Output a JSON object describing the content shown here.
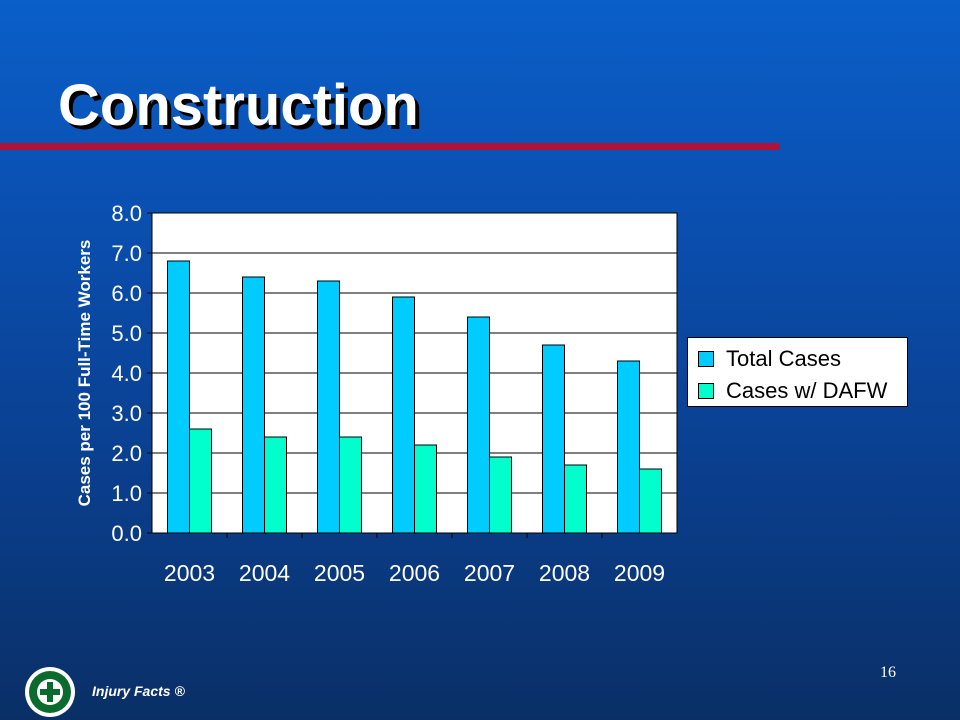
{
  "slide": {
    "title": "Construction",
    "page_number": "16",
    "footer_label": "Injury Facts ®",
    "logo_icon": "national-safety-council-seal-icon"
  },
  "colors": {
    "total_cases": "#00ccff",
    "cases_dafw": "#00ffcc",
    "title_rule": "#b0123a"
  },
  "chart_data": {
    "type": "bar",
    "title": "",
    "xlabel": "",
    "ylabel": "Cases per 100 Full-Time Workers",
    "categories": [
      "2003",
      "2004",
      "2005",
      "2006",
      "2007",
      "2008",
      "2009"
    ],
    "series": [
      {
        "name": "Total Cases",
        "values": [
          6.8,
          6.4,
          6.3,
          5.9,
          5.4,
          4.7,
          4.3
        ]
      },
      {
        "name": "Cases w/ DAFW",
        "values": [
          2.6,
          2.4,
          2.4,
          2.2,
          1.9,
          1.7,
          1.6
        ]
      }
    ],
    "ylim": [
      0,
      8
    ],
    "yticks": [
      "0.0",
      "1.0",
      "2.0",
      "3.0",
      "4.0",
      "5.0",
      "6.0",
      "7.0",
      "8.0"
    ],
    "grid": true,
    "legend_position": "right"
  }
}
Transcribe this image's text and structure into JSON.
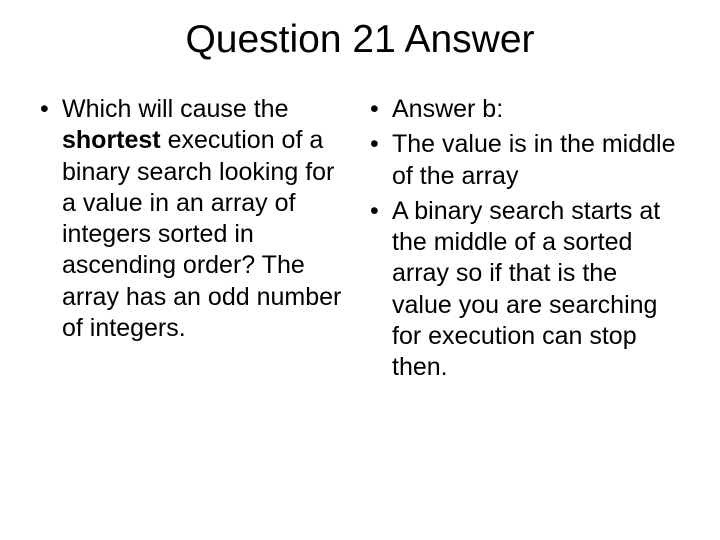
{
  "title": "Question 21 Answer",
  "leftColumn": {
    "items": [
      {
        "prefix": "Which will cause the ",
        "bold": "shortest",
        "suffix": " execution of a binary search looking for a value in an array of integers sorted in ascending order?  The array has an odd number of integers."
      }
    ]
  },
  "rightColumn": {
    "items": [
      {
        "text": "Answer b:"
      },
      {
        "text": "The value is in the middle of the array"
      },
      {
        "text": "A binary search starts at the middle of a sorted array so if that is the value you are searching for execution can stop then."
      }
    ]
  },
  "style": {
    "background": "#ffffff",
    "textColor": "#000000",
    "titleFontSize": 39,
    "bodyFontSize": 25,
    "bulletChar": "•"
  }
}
+ + + +
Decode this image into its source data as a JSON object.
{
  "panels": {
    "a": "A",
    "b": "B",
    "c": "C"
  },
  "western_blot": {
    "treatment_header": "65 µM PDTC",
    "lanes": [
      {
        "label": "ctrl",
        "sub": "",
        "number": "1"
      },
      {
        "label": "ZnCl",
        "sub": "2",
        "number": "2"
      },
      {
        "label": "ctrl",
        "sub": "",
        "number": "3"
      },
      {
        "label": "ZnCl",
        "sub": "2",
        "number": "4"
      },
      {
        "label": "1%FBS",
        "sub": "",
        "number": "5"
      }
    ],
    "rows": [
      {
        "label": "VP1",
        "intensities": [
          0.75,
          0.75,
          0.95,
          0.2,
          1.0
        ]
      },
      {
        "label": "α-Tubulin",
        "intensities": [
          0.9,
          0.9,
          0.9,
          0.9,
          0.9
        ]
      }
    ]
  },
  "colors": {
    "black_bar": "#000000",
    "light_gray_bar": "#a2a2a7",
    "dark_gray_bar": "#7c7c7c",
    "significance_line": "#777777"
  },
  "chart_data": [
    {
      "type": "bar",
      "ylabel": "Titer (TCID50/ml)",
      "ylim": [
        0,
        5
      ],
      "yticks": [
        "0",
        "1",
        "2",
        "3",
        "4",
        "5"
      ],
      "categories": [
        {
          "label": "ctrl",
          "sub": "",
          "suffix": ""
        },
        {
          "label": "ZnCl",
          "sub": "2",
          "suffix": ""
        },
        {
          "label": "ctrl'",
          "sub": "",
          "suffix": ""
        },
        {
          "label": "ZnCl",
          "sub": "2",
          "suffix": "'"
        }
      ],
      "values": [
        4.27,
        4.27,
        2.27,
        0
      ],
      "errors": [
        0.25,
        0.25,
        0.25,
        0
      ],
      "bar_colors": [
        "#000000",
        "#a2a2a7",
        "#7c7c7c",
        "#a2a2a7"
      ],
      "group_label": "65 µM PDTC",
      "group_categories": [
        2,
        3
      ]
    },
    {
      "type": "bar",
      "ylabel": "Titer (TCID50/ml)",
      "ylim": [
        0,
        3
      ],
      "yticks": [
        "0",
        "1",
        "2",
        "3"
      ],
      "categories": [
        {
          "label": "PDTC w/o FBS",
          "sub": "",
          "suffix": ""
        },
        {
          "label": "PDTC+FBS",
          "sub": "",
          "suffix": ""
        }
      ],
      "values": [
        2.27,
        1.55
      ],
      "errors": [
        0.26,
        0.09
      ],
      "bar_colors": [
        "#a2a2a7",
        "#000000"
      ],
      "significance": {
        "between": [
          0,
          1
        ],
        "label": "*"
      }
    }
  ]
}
+ + + +
AIM OF THE EXERCISE: Tally up how many lines in the preceding listing contain the word "middle". Give nothing but the number.

RESPONSE: 2